Lines of data:
————————

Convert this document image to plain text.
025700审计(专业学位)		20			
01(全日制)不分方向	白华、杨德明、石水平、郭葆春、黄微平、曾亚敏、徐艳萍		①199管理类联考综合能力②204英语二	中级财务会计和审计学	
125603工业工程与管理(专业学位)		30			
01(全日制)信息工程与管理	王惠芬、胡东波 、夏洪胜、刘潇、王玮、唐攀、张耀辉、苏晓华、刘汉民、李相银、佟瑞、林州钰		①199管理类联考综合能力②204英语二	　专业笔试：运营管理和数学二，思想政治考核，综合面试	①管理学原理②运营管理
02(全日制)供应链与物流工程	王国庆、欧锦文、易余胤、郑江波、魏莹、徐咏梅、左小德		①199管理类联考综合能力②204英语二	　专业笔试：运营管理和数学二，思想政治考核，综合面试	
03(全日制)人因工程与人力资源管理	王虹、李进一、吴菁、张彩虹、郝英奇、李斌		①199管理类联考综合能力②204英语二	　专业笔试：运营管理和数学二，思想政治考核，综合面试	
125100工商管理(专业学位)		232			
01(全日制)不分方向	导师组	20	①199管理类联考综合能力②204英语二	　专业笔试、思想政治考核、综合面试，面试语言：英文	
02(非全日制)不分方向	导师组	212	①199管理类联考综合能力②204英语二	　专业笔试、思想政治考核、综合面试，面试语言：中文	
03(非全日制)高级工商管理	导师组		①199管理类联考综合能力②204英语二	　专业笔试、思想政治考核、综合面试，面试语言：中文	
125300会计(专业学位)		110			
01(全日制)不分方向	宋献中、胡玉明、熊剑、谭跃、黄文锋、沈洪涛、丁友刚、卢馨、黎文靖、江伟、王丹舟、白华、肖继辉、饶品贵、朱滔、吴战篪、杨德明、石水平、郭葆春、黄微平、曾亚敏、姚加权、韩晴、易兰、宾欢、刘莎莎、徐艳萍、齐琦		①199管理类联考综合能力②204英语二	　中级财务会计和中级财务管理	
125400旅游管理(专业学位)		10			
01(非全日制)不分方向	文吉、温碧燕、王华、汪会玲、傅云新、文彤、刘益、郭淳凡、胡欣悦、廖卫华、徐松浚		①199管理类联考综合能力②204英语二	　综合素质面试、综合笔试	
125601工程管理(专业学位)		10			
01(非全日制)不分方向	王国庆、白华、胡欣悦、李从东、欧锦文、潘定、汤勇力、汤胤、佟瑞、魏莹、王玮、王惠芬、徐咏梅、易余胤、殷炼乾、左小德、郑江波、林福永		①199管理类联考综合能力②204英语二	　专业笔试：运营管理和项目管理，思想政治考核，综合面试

————————

→ WHAT YOU ARE ASKED TO DO
Reproduce the records above exactly.

→ SOLUTION FOR THIS TASK
Convert this document image to plain text.
025700审计(专业学位)		20			
01(全日制)不分方向	白华、杨德明、石水平、郭葆春、黄微平、曾亚敏、徐艳萍		①199管理类联考综合能力②204英语二	中级财务会计和审计学	
125603工业工程与管理(专业学位)		30			
01(全日制)信息工程与管理	王惠芬、胡东波 、夏洪胜、刘潇、王玮、唐攀、张耀辉、苏晓华、刘汉民、李相银、佟瑞、林州钰		①199管理类联考综合能力②204英语二	　专业笔试：运营管理和数学二，思想政治考核，综合面试	①管理学原理②运营管理
02(全日制)供应链与物流工程	王国庆、欧锦文、易余胤、郑江波、魏莹、徐咏梅、左小德		①199管理类联考综合能力②204英语二	　专业笔试：运营管理和数学二，思想政治考核，综合面试	
03(全日制)人因工程与人力资源管理	王虹、李进一、吴菁、张彩虹、郝英奇、李斌		①199管理类联考综合能力②204英语二	　专业笔试：运营管理和数学二，思想政治考核，综合面试	
125100工商管理(专业学位)		232			
01(全日制)不分方向	导师组	20	①199管理类联考综合能力②204英语二	　专业笔试、思想政治考核、综合面试，面试语言：英文	
02(非全日制)不分方向	导师组	212	①199管理类联考综合能力②204英语二	　专业笔试、思想政治考核、综合面试，面试语言：中文	
03(非全日制)高级工商管理	导师组		①199管理类联考综合能力②204英语二	　专业笔试、思想政治考核、综合面试，面试语言：中文	
125300会计(专业学位)		110			
01(全日制)不分方向	宋献中、胡玉明、熊剑、谭跃、黄文锋、沈洪涛、丁友刚、卢馨、黎文靖、江伟、王丹舟、白华、肖继辉、饶品贵、朱滔、吴战篪、杨德明、石水平、郭葆春、黄微平、曾亚敏、姚加权、韩晴、易兰、宾欢、刘莎莎、徐艳萍、齐琦		①199管理类联考综合能力②204英语二	　中级财务会计和中级财务管理	
125400旅游管理(专业学位)		10			
01(非全日制)不分方向	文吉、温碧燕、王华、汪会玲、傅云新、文彤、刘益、郭淳凡、胡欣悦、廖卫华、徐松浚		①199管理类联考综合能力②204英语二	　综合素质面试、综合笔试	
125601工程管理(专业学位)		10			
01(非全日制)不分方向	王国庆、白华、胡欣悦、李从东、欧锦文、潘定、汤勇力、汤胤、佟瑞、魏莹、王玮、王惠芬、徐咏梅、易余胤、殷炼乾、左小德、郑江波、林福永		①199管理类联考综合能力②204英语二	　专业笔试：运营管理和项目管理，思想政治考核，综合面试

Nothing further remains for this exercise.